Restate the full set of records exactly, without adding or dropping a word.
[Start Record set]
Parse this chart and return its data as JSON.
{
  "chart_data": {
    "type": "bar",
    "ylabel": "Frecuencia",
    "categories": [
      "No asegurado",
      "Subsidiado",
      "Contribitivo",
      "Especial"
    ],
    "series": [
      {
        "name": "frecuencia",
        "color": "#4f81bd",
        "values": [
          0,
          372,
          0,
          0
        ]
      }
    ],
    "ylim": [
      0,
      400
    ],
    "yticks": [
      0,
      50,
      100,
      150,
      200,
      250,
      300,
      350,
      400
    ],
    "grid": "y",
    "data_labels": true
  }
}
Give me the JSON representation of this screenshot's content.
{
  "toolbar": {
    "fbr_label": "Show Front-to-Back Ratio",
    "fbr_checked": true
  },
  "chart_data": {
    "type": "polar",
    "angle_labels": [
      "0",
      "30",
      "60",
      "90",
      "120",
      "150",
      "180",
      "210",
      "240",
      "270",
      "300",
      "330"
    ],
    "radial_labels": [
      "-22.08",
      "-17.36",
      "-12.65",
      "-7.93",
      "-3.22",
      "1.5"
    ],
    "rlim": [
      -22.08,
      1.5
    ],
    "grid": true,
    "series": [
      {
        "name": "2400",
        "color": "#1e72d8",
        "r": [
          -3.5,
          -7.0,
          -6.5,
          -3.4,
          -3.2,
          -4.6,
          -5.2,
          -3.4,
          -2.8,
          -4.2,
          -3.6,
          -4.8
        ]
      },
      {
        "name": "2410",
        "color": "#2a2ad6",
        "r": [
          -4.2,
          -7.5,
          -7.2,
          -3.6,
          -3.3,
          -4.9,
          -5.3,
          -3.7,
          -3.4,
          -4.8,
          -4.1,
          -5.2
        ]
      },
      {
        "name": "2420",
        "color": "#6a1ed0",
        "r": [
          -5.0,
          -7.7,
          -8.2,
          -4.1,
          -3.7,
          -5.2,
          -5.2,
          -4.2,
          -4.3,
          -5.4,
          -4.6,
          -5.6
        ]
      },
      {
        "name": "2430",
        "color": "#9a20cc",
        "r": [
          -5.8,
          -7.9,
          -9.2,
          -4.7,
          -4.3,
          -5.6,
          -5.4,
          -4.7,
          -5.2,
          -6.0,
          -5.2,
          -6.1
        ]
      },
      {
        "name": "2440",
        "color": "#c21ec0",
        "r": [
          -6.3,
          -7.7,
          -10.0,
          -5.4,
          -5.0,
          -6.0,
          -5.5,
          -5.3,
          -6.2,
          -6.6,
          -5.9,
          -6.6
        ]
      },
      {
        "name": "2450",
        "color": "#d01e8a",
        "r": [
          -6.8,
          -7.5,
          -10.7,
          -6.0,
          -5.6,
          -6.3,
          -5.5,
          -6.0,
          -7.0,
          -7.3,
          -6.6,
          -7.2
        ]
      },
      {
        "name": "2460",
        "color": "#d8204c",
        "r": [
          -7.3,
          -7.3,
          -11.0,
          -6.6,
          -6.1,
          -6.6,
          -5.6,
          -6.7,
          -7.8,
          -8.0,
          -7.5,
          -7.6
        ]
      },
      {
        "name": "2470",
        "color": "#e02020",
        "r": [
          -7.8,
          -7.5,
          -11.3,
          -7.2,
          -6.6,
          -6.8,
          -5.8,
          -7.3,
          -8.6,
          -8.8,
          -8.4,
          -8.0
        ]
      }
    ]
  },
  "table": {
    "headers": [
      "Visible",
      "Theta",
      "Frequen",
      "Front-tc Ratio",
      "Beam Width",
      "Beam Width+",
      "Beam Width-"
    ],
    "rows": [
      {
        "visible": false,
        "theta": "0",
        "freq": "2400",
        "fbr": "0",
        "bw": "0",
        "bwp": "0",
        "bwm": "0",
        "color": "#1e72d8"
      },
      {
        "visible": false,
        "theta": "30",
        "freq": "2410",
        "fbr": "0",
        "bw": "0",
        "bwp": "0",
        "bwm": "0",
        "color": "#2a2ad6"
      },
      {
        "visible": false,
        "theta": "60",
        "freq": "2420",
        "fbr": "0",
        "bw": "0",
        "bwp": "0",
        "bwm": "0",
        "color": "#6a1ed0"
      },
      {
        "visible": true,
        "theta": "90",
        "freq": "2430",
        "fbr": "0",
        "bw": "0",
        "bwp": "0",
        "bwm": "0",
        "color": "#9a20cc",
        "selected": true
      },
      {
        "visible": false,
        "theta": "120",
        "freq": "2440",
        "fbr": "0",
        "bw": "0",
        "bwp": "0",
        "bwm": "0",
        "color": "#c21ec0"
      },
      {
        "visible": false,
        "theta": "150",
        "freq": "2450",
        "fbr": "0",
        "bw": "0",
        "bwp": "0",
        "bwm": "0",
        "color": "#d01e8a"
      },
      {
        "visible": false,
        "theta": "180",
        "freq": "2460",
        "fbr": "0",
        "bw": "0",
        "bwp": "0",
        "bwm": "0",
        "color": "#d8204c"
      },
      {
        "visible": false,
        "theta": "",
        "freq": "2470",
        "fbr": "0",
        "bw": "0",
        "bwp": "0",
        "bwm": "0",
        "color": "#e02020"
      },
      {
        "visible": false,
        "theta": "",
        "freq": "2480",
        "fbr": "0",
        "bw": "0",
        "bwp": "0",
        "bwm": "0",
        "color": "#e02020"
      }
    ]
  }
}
[End Record set]
Final result:
Parse this chart and return its data as JSON.
{
  "chart_data": {
    "type": "bar",
    "ylabel": "Frecuencia",
    "categories": [
      "No asegurado",
      "Subsidiado",
      "Contribitivo",
      "Especial"
    ],
    "series": [
      {
        "name": "frecuencia",
        "color": "#4f81bd",
        "values": [
          0,
          372,
          0,
          0
        ]
      }
    ],
    "ylim": [
      0,
      400
    ],
    "yticks": [
      0,
      50,
      100,
      150,
      200,
      250,
      300,
      350,
      400
    ],
    "grid": "y",
    "data_labels": true
  }
}
Give me the JSON representation of this screenshot's content.
{
  "toolbar": {
    "fbr_label": "Show Front-to-Back Ratio",
    "fbr_checked": true
  },
  "chart_data": {
    "type": "polar",
    "angle_labels": [
      "0",
      "30",
      "60",
      "90",
      "120",
      "150",
      "180",
      "210",
      "240",
      "270",
      "300",
      "330"
    ],
    "radial_labels": [
      "-22.08",
      "-17.36",
      "-12.65",
      "-7.93",
      "-3.22",
      "1.5"
    ],
    "rlim": [
      -22.08,
      1.5
    ],
    "grid": true,
    "series": [
      {
        "name": "2400",
        "color": "#1e72d8",
        "r": [
          -3.5,
          -7.0,
          -6.5,
          -3.4,
          -3.2,
          -4.6,
          -5.2,
          -3.4,
          -2.8,
          -4.2,
          -3.6,
          -4.8
        ]
      },
      {
        "name": "2410",
        "color": "#2a2ad6",
        "r": [
          -4.2,
          -7.5,
          -7.2,
          -3.6,
          -3.3,
          -4.9,
          -5.3,
          -3.7,
          -3.4,
          -4.8,
          -4.1,
          -5.2
        ]
      },
      {
        "name": "2420",
        "color": "#6a1ed0",
        "r": [
          -5.0,
          -7.7,
          -8.2,
          -4.1,
          -3.7,
          -5.2,
          -5.2,
          -4.2,
          -4.3,
          -5.4,
          -4.6,
          -5.6
        ]
      },
      {
        "name": "2430",
        "color": "#9a20cc",
        "r": [
          -5.8,
          -7.9,
          -9.2,
          -4.7,
          -4.3,
          -5.6,
          -5.4,
          -4.7,
          -5.2,
          -6.0,
          -5.2,
          -6.1
        ]
      },
      {
        "name": "2440",
        "color": "#c21ec0",
        "r": [
          -6.3,
          -7.7,
          -10.0,
          -5.4,
          -5.0,
          -6.0,
          -5.5,
          -5.3,
          -6.2,
          -6.6,
          -5.9,
          -6.6
        ]
      },
      {
        "name": "2450",
        "color": "#d01e8a",
        "r": [
          -6.8,
          -7.5,
          -10.7,
          -6.0,
          -5.6,
          -6.3,
          -5.5,
          -6.0,
          -7.0,
          -7.3,
          -6.6,
          -7.2
        ]
      },
      {
        "name": "2460",
        "color": "#d8204c",
        "r": [
          -7.3,
          -7.3,
          -11.0,
          -6.6,
          -6.1,
          -6.6,
          -5.6,
          -6.7,
          -7.8,
          -8.0,
          -7.5,
          -7.6
        ]
      },
      {
        "name": "2470",
        "color": "#e02020",
        "r": [
          -7.8,
          -7.5,
          -11.3,
          -7.2,
          -6.6,
          -6.8,
          -5.8,
          -7.3,
          -8.6,
          -8.8,
          -8.4,
          -8.0
        ]
      }
    ]
  },
  "table": {
    "headers": [
      "Visible",
      "Theta",
      "Frequen",
      "Front-tc Ratio",
      "Beam Width",
      "Beam Width+",
      "Beam Width-"
    ],
    "rows": [
      {
        "visible": false,
        "theta": "0",
        "freq": "2400",
        "fbr": "0",
        "bw": "0",
        "bwp": "0",
        "bwm": "0",
        "color": "#1e72d8"
      },
      {
        "visible": false,
        "theta": "30",
        "freq": "2410",
        "fbr": "0",
        "bw": "0",
        "bwp": "0",
        "bwm": "0",
        "color": "#2a2ad6"
      },
      {
        "visible": false,
        "theta": "60",
        "freq": "2420",
        "fbr": "0",
        "bw": "0",
        "bwp": "0",
        "bwm": "0",
        "color": "#6a1ed0"
      },
      {
        "visible": true,
        "theta": "90",
        "freq": "2430",
        "fbr": "0",
        "bw": "0",
        "bwp": "0",
        "bwm": "0",
        "color": "#9a20cc",
        "selected": true
      },
      {
        "visible": false,
        "theta": "120",
        "freq": "2440",
        "fbr": "0",
        "bw": "0",
        "bwp": "0",
        "bwm": "0",
        "color": "#c21ec0"
      },
      {
        "visible": false,
        "theta": "150",
        "freq": "2450",
        "fbr": "0",
        "bw": "0",
        "bwp": "0",
        "bwm": "0",
        "color": "#d01e8a"
      },
      {
        "visible": false,
        "theta": "180",
        "freq": "2460",
        "fbr": "0",
        "bw": "0",
        "bwp": "0",
        "bwm": "0",
        "color": "#d8204c"
      },
      {
        "visible": false,
        "theta": "",
        "freq": "2470",
        "fbr": "0",
        "bw": "0",
        "bwp": "0",
        "bwm": "0",
        "color": "#e02020"
      },
      {
        "visible": false,
        "theta": "",
        "freq": "2480",
        "fbr": "0",
        "bw": "0",
        "bwp": "0",
        "bwm": "0",
        "color": "#e02020"
      }
    ]
  }
}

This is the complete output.